* Begin LISTED ENTRIES *

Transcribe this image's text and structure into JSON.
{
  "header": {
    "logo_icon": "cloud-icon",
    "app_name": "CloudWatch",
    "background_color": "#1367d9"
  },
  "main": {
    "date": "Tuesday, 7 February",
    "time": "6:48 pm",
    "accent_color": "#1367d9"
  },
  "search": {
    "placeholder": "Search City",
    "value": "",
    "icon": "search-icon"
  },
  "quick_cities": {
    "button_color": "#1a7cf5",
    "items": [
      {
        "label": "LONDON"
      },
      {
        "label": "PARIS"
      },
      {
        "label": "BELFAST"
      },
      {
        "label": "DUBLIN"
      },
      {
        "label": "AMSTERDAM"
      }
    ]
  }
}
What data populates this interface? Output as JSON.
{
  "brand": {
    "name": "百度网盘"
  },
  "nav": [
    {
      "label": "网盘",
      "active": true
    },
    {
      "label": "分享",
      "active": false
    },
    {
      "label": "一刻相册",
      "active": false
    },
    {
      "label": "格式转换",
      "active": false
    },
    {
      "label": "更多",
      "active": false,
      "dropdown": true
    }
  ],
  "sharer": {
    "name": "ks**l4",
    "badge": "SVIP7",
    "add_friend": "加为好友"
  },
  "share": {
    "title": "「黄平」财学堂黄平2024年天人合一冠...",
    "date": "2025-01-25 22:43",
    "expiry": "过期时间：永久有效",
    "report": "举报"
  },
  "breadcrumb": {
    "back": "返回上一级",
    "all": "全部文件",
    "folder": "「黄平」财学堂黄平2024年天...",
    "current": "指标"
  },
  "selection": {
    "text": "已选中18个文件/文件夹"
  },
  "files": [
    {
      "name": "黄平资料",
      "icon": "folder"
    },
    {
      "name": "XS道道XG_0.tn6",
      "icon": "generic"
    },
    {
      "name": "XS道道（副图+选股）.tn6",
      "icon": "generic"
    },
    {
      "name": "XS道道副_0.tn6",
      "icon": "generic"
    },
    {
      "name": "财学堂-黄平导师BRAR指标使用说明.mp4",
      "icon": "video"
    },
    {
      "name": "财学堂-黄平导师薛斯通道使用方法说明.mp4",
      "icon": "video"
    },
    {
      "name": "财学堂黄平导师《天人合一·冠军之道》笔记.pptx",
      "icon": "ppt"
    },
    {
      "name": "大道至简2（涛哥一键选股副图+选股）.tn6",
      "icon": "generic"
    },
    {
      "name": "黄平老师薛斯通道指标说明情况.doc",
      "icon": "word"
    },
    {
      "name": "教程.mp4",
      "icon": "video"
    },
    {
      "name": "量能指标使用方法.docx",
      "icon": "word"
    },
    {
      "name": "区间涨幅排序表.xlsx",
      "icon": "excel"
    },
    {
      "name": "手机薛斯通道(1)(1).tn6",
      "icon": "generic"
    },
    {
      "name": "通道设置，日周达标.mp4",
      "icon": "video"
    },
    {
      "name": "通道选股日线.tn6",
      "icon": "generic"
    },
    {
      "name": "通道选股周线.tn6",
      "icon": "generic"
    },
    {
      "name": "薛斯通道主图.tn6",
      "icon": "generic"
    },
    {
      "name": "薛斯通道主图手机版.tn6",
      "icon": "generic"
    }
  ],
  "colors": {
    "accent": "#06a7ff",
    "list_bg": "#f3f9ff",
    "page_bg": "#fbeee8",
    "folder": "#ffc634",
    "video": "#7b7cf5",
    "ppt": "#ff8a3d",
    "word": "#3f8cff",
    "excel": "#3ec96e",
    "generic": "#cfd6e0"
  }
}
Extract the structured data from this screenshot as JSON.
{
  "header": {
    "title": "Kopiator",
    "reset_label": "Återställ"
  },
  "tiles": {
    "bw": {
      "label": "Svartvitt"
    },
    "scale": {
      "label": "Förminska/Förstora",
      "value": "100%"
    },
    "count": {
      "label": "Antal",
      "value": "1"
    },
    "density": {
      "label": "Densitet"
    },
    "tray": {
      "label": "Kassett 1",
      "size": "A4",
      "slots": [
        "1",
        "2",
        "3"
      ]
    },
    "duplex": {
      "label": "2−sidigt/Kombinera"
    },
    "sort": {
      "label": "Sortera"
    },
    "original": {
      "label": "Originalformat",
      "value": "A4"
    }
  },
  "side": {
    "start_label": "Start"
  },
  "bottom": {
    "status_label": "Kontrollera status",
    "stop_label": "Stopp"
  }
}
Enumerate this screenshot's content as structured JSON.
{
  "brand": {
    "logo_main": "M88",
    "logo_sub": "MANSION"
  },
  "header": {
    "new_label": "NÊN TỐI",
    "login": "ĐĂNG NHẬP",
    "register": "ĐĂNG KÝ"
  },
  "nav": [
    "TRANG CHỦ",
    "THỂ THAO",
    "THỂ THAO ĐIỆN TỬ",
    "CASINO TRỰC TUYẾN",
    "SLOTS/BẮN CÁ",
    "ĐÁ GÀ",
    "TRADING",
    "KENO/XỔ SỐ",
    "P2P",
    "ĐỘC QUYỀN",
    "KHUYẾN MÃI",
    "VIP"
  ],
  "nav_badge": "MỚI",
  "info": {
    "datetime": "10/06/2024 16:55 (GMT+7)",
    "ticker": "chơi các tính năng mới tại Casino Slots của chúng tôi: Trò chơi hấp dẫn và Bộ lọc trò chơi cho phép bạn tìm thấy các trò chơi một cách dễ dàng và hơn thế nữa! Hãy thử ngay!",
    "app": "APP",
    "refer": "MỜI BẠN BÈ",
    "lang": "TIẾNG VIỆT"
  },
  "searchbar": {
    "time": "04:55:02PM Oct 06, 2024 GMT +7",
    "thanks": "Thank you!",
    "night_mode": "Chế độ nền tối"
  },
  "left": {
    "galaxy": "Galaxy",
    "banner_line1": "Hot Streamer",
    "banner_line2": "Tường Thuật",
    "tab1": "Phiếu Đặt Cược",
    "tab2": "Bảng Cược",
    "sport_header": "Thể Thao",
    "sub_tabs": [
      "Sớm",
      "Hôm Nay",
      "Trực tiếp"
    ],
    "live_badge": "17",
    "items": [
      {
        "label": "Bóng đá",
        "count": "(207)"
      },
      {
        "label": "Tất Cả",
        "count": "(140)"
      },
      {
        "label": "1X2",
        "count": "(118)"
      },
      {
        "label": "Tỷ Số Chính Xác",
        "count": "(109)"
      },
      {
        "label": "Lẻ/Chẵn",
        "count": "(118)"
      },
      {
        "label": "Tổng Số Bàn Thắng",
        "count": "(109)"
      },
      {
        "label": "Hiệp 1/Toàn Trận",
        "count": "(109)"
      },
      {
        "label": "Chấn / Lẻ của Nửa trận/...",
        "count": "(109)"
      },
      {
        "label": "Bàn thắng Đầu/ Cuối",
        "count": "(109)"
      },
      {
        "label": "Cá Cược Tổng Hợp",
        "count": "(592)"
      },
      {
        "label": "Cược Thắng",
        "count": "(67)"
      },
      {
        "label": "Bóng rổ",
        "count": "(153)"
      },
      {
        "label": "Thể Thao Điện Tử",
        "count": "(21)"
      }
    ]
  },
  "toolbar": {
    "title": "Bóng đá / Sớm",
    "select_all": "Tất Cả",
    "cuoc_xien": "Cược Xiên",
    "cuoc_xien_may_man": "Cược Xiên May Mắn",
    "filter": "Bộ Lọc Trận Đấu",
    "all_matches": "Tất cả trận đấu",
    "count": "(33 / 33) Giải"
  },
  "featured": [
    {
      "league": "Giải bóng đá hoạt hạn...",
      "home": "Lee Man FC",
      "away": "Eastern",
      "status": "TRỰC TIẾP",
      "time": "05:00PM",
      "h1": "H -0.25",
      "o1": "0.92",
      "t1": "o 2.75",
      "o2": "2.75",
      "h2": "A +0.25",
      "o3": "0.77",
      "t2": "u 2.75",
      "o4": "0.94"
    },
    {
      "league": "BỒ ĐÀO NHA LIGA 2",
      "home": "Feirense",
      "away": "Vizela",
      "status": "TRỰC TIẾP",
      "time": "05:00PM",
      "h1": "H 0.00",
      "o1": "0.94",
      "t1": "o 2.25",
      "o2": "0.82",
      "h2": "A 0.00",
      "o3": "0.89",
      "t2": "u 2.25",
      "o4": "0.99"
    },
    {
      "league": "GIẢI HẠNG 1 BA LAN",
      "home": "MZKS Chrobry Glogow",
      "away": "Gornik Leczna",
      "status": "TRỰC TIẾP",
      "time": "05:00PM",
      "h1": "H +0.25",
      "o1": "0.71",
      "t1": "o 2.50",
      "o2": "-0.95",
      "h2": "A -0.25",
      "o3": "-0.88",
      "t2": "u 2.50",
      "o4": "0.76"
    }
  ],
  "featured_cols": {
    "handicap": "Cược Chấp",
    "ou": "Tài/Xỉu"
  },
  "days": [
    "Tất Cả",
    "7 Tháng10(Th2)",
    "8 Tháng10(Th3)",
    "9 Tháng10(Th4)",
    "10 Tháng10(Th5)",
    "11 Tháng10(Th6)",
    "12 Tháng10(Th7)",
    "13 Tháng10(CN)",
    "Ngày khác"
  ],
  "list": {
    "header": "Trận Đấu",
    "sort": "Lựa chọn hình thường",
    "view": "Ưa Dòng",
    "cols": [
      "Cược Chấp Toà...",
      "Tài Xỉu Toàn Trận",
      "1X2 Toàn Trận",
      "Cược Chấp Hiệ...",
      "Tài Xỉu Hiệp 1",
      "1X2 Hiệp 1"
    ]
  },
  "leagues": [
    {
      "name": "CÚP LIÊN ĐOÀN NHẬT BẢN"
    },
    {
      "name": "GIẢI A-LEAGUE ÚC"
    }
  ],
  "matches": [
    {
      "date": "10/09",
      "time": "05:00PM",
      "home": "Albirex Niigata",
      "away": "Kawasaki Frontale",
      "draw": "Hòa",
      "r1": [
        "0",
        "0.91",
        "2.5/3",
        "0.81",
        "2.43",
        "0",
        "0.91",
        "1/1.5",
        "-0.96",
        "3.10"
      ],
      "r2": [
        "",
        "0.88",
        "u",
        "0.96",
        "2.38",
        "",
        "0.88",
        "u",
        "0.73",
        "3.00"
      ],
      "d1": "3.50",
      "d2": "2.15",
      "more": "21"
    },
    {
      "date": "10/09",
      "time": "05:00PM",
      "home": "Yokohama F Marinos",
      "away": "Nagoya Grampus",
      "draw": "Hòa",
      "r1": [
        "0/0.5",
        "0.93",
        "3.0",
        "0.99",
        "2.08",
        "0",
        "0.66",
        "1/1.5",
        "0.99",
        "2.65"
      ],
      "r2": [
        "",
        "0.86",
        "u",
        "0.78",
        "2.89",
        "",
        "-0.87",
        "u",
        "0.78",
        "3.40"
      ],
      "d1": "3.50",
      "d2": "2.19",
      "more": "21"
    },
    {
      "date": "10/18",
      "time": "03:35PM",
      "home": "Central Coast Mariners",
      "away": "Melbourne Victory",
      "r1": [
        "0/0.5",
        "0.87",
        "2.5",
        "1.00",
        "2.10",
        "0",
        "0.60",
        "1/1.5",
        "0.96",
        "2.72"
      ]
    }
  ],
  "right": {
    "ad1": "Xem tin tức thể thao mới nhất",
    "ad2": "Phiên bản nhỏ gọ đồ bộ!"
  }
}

* End LISTED ENTRIES *

TASK OBJECTIVE — Tally the lines of the listing above that include the word "away". Answer with the number alone.

CORRECT RESULT — 6